Entries taken from a collection
+++++

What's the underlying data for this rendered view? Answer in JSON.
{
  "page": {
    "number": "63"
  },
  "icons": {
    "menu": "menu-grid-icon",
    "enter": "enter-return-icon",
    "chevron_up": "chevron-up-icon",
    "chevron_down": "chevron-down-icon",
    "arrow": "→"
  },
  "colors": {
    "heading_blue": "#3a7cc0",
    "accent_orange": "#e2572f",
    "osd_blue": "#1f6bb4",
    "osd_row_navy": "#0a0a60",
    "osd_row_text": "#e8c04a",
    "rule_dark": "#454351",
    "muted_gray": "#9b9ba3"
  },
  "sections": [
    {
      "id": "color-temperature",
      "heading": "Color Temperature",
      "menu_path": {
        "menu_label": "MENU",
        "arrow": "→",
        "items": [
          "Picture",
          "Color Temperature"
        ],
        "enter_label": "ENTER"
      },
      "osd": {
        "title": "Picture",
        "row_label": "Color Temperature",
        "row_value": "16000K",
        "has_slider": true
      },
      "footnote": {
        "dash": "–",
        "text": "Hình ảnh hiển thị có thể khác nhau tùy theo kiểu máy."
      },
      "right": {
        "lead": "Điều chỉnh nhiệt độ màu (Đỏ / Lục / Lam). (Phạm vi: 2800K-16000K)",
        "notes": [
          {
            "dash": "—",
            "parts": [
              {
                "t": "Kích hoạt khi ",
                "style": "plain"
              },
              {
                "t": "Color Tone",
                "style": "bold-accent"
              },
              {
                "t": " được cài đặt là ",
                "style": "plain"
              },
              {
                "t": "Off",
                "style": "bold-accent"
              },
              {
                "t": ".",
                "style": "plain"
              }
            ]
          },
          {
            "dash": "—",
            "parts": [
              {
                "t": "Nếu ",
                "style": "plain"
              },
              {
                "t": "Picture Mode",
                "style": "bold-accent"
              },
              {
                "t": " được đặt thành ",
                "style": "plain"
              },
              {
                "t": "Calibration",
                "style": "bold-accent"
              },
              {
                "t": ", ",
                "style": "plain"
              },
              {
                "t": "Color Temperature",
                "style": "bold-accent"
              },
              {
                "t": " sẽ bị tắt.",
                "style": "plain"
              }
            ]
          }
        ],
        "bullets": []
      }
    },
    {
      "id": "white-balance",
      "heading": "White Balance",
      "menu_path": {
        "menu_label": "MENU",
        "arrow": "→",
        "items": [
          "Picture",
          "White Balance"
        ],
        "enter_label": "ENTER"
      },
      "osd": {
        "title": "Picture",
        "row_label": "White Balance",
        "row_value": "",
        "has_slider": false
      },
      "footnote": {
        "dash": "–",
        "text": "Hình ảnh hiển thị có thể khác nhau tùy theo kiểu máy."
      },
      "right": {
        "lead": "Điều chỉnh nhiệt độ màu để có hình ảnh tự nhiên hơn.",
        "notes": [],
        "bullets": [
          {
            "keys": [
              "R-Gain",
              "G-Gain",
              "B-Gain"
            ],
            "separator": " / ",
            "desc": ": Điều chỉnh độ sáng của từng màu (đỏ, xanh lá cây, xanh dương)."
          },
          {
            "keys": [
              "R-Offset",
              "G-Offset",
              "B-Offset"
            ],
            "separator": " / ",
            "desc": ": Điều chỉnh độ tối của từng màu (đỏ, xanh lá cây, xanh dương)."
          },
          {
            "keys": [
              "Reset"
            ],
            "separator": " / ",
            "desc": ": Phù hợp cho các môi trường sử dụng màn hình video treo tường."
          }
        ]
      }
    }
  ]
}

+++++

Copy all of the data exactly.

What's the underlying data for this rendered view? Answer in JSON.
{
  "page": {
    "number": "63"
  },
  "icons": {
    "menu": "menu-grid-icon",
    "enter": "enter-return-icon",
    "chevron_up": "chevron-up-icon",
    "chevron_down": "chevron-down-icon",
    "arrow": "→"
  },
  "colors": {
    "heading_blue": "#3a7cc0",
    "accent_orange": "#e2572f",
    "osd_blue": "#1f6bb4",
    "osd_row_navy": "#0a0a60",
    "osd_row_text": "#e8c04a",
    "rule_dark": "#454351",
    "muted_gray": "#9b9ba3"
  },
  "sections": [
    {
      "id": "color-temperature",
      "heading": "Color Temperature",
      "menu_path": {
        "menu_label": "MENU",
        "arrow": "→",
        "items": [
          "Picture",
          "Color Temperature"
        ],
        "enter_label": "ENTER"
      },
      "osd": {
        "title": "Picture",
        "row_label": "Color Temperature",
        "row_value": "16000K",
        "has_slider": true
      },
      "footnote": {
        "dash": "–",
        "text": "Hình ảnh hiển thị có thể khác nhau tùy theo kiểu máy."
      },
      "right": {
        "lead": "Điều chỉnh nhiệt độ màu (Đỏ / Lục / Lam). (Phạm vi: 2800K-16000K)",
        "notes": [
          {
            "dash": "—",
            "parts": [
              {
                "t": "Kích hoạt khi ",
                "style": "plain"
              },
              {
                "t": "Color Tone",
                "style": "bold-accent"
              },
              {
                "t": " được cài đặt là ",
                "style": "plain"
              },
              {
                "t": "Off",
                "style": "bold-accent"
              },
              {
                "t": ".",
                "style": "plain"
              }
            ]
          },
          {
            "dash": "—",
            "parts": [
              {
                "t": "Nếu ",
                "style": "plain"
              },
              {
                "t": "Picture Mode",
                "style": "bold-accent"
              },
              {
                "t": " được đặt thành ",
                "style": "plain"
              },
              {
                "t": "Calibration",
                "style": "bold-accent"
              },
              {
                "t": ", ",
                "style": "plain"
              },
              {
                "t": "Color Temperature",
                "style": "bold-accent"
              },
              {
                "t": " sẽ bị tắt.",
                "style": "plain"
              }
            ]
          }
        ],
        "bullets": []
      }
    },
    {
      "id": "white-balance",
      "heading": "White Balance",
      "menu_path": {
        "menu_label": "MENU",
        "arrow": "→",
        "items": [
          "Picture",
          "White Balance"
        ],
        "enter_label": "ENTER"
      },
      "osd": {
        "title": "Picture",
        "row_label": "White Balance",
        "row_value": "",
        "has_slider": false
      },
      "footnote": {
        "dash": "–",
        "text": "Hình ảnh hiển thị có thể khác nhau tùy theo kiểu máy."
      },
      "right": {
        "lead": "Điều chỉnh nhiệt độ màu để có hình ảnh tự nhiên hơn.",
        "notes": [],
        "bullets": [
          {
            "keys": [
              "R-Gain",
              "G-Gain",
              "B-Gain"
            ],
            "separator": " / ",
            "desc": ": Điều chỉnh độ sáng của từng màu (đỏ, xanh lá cây, xanh dương)."
          },
          {
            "keys": [
              "R-Offset",
              "G-Offset",
              "B-Offset"
            ],
            "separator": " / ",
            "desc": ": Điều chỉnh độ tối của từng màu (đỏ, xanh lá cây, xanh dương)."
          },
          {
            "keys": [
              "Reset"
            ],
            "separator": " / ",
            "desc": ": Phù hợp cho các môi trường sử dụng màn hình video treo tường."
          }
        ]
      }
    }
  ]
}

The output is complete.